Please reproduce every record, keeping each one exactly as written.

■ **RECORD EXTRACTS**
----
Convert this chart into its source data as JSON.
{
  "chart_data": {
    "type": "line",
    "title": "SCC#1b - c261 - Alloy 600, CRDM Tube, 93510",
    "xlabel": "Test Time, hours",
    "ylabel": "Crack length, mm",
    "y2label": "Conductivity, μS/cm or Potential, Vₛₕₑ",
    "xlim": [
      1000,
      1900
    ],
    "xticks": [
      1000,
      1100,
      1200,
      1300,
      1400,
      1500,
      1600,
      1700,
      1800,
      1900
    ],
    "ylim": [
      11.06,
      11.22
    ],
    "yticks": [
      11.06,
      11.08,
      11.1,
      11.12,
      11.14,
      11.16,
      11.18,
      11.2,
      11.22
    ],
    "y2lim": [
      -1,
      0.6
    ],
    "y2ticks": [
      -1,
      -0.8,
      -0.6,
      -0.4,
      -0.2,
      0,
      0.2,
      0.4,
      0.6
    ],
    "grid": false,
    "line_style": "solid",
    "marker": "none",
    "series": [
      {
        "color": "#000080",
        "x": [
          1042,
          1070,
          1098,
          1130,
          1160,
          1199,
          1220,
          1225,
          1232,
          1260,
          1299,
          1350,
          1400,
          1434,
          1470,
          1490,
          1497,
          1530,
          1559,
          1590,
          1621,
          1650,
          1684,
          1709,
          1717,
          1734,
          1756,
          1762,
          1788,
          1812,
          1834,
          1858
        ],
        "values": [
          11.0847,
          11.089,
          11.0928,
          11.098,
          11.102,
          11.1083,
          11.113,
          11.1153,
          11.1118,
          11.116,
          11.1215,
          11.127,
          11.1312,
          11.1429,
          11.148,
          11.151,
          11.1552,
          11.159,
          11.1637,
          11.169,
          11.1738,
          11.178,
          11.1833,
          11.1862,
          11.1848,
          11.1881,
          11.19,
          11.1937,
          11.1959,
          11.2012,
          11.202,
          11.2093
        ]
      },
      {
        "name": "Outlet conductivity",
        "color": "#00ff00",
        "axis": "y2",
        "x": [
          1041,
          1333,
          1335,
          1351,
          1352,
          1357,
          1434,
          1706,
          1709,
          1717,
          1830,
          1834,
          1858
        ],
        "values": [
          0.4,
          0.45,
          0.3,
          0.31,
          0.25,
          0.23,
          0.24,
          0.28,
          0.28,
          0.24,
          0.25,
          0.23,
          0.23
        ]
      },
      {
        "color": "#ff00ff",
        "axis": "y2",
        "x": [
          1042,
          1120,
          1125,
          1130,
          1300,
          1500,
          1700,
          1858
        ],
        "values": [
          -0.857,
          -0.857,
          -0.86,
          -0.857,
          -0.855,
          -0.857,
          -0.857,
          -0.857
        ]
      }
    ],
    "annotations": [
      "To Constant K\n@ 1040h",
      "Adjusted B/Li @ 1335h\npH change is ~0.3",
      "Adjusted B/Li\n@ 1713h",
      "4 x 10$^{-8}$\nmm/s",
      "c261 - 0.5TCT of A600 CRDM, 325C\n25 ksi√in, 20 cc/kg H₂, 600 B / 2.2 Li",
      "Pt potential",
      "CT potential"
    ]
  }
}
----
■ **RESULT**
Convert this chart into its source data as JSON.
{
  "chart_data": {
    "type": "line",
    "title": "SCC#1b - c261 - Alloy 600, CRDM Tube, 93510",
    "xlabel": "Test Time, hours",
    "ylabel": "Crack length, mm",
    "y2label": "Conductivity, μS/cm or Potential, Vₛₕₑ",
    "xlim": [
      1000,
      1900
    ],
    "xticks": [
      1000,
      1100,
      1200,
      1300,
      1400,
      1500,
      1600,
      1700,
      1800,
      1900
    ],
    "ylim": [
      11.06,
      11.22
    ],
    "yticks": [
      11.06,
      11.08,
      11.1,
      11.12,
      11.14,
      11.16,
      11.18,
      11.2,
      11.22
    ],
    "y2lim": [
      -1,
      0.6
    ],
    "y2ticks": [
      -1,
      -0.8,
      -0.6,
      -0.4,
      -0.2,
      0,
      0.2,
      0.4,
      0.6
    ],
    "grid": false,
    "line_style": "solid",
    "marker": "none",
    "series": [
      {
        "color": "#000080",
        "x": [
          1042,
          1070,
          1098,
          1130,
          1160,
          1199,
          1220,
          1225,
          1232,
          1260,
          1299,
          1350,
          1400,
          1434,
          1470,
          1490,
          1497,
          1530,
          1559,
          1590,
          1621,
          1650,
          1684,
          1709,
          1717,
          1734,
          1756,
          1762,
          1788,
          1812,
          1834,
          1858
        ],
        "values": [
          11.0847,
          11.089,
          11.0928,
          11.098,
          11.102,
          11.1083,
          11.113,
          11.1153,
          11.1118,
          11.116,
          11.1215,
          11.127,
          11.1312,
          11.1429,
          11.148,
          11.151,
          11.1552,
          11.159,
          11.1637,
          11.169,
          11.1738,
          11.178,
          11.1833,
          11.1862,
          11.1848,
          11.1881,
          11.19,
          11.1937,
          11.1959,
          11.2012,
          11.202,
          11.2093
        ]
      },
      {
        "name": "Outlet conductivity",
        "color": "#00ff00",
        "axis": "y2",
        "x": [
          1041,
          1333,
          1335,
          1351,
          1352,
          1357,
          1434,
          1706,
          1709,
          1717,
          1830,
          1834,
          1858
        ],
        "values": [
          0.4,
          0.45,
          0.3,
          0.31,
          0.25,
          0.23,
          0.24,
          0.28,
          0.28,
          0.24,
          0.25,
          0.23,
          0.23
        ]
      },
      {
        "color": "#ff00ff",
        "axis": "y2",
        "x": [
          1042,
          1120,
          1125,
          1130,
          1300,
          1500,
          1700,
          1858
        ],
        "values": [
          -0.857,
          -0.857,
          -0.86,
          -0.857,
          -0.855,
          -0.857,
          -0.857,
          -0.857
        ]
      }
    ],
    "annotations": [
      "To Constant K\n@ 1040h",
      "Adjusted B/Li @ 1335h\npH change is ~0.3",
      "Adjusted B/Li\n@ 1713h",
      "4 x 10$^{-8}$\nmm/s",
      "c261 - 0.5TCT of A600 CRDM, 325C\n25 ksi√in, 20 cc/kg H₂, 600 B / 2.2 Li",
      "Pt potential",
      "CT potential"
    ]
  }
}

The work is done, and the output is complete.